▸ **Your goal**: Which lines hold the word "JSON"? Show each of them.

▸ **Listed records**:
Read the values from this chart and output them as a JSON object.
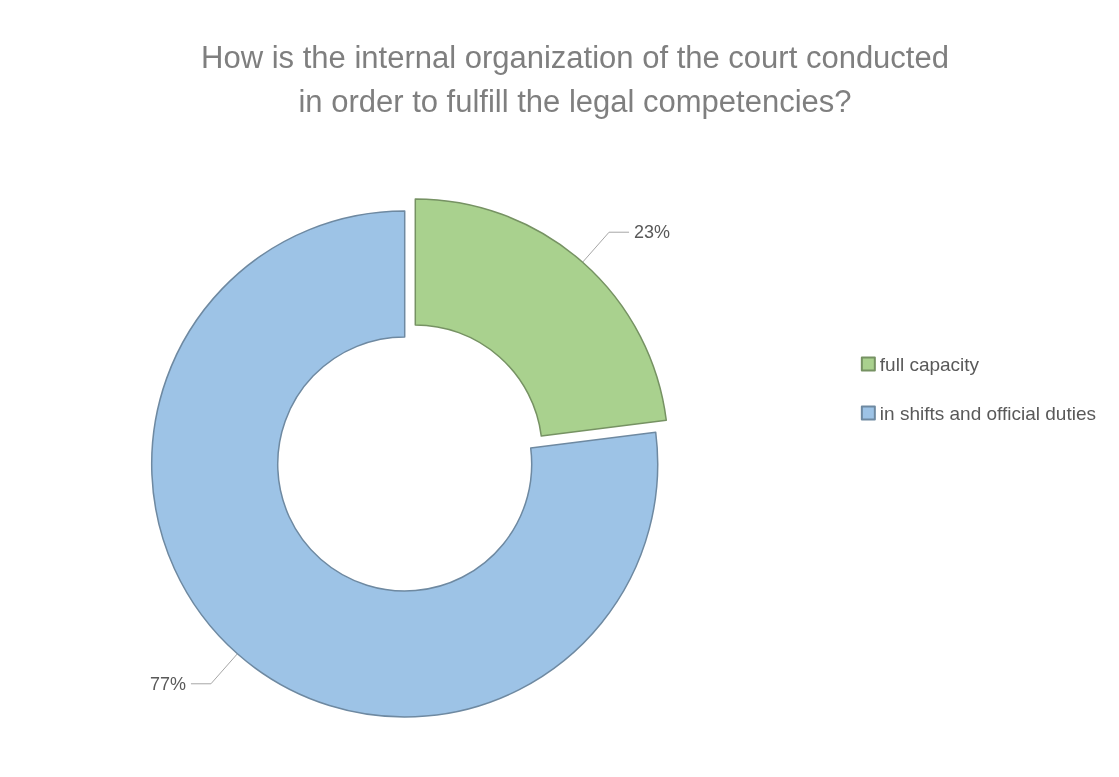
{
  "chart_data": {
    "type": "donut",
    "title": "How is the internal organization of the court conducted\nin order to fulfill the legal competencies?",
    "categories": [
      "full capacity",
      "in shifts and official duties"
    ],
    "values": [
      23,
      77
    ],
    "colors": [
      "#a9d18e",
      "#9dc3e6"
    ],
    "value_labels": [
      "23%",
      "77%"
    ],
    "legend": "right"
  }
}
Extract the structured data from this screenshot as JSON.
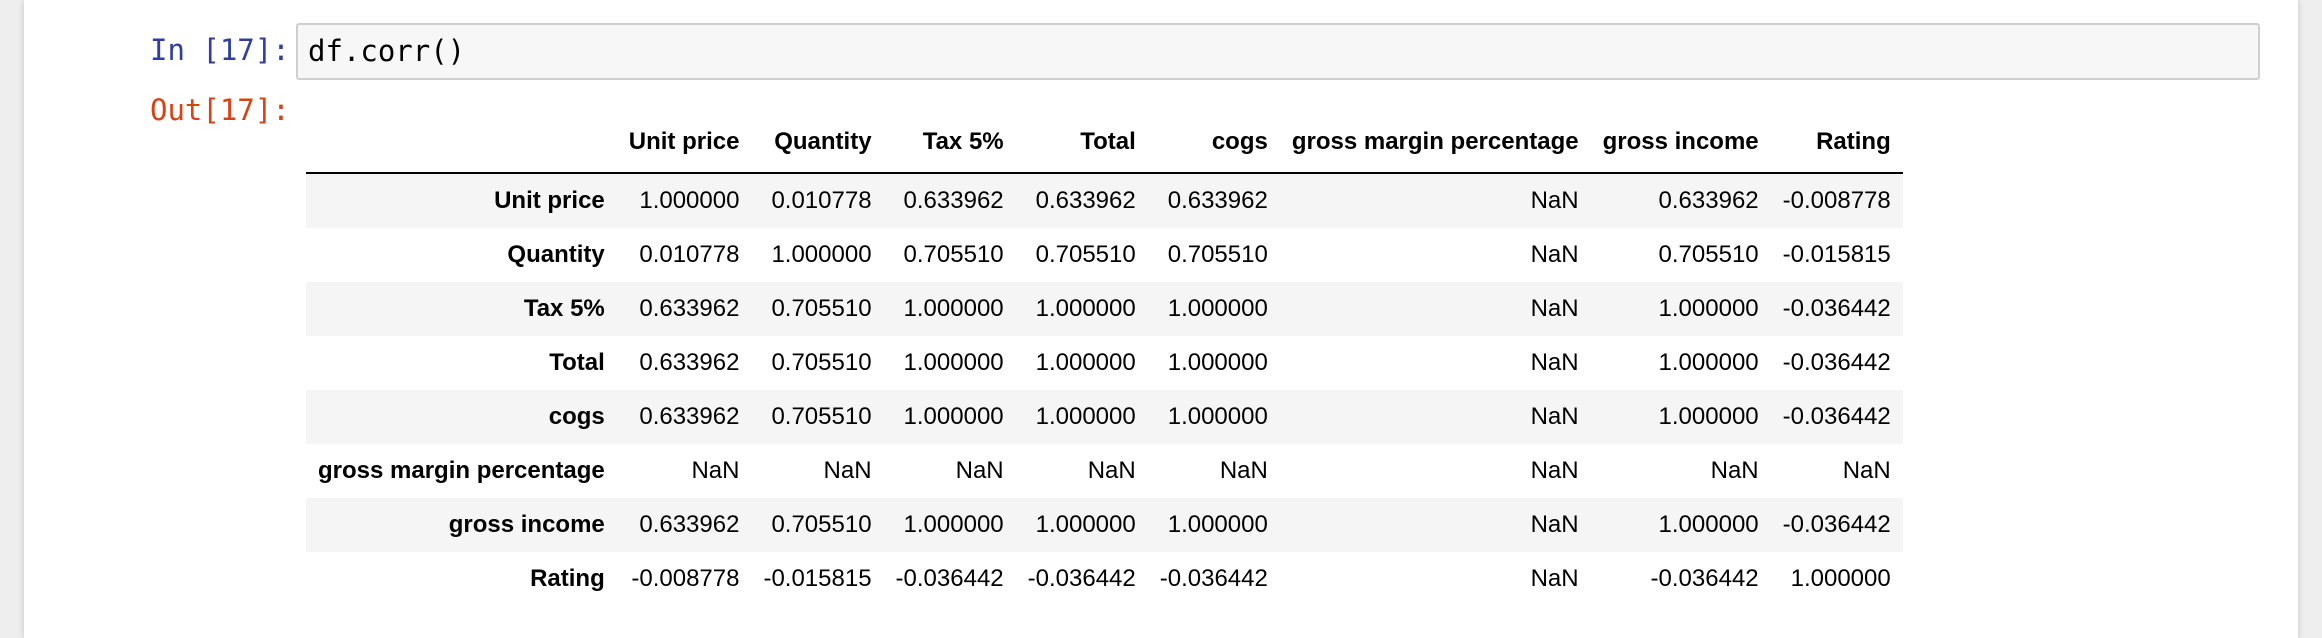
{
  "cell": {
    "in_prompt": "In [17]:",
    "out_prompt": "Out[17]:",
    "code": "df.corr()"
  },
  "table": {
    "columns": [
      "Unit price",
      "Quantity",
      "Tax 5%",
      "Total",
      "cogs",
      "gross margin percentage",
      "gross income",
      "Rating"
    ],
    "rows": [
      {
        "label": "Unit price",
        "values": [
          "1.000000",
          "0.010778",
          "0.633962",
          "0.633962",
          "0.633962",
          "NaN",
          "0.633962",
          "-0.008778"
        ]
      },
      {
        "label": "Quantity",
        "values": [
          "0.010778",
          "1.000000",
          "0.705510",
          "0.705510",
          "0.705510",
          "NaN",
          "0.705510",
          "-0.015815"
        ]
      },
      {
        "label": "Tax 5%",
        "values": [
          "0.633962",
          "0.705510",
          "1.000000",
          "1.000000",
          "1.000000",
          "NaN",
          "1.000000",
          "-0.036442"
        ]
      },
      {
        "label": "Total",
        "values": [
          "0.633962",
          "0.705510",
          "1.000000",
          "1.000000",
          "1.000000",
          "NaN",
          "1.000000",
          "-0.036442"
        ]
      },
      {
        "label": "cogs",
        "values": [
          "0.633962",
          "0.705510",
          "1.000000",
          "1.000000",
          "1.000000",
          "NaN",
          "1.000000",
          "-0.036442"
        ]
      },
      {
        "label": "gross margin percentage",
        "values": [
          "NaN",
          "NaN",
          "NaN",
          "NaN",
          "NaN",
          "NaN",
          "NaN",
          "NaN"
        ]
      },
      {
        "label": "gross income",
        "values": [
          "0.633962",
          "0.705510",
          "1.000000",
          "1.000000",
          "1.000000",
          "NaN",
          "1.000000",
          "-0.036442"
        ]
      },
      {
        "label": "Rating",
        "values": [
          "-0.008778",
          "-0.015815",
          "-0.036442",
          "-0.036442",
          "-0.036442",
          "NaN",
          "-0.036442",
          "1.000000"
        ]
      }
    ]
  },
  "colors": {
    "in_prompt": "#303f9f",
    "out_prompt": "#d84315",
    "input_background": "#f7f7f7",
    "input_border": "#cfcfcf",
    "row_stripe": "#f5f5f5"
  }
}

▸ **Answer below**:
Read the values from this chart and output them as a JSON object.
Extract the structured data from this screenshot as JSON.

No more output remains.